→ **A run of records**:
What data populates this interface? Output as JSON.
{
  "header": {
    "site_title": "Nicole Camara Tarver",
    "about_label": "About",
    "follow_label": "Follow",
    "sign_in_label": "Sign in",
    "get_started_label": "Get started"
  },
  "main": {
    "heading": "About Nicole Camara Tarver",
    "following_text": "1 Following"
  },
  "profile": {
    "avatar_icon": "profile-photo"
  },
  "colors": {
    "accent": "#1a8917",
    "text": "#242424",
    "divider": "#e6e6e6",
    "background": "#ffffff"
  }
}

→ **WHAT IS ASKED**:
All of the lines above must be returned exactly.

→ **WRITTEN RESPONSE**:
What data populates this interface? Output as JSON.
{
  "header": {
    "site_title": "Nicole Camara Tarver",
    "about_label": "About",
    "follow_label": "Follow",
    "sign_in_label": "Sign in",
    "get_started_label": "Get started"
  },
  "main": {
    "heading": "About Nicole Camara Tarver",
    "following_text": "1 Following"
  },
  "profile": {
    "avatar_icon": "profile-photo"
  },
  "colors": {
    "accent": "#1a8917",
    "text": "#242424",
    "divider": "#e6e6e6",
    "background": "#ffffff"
  }
}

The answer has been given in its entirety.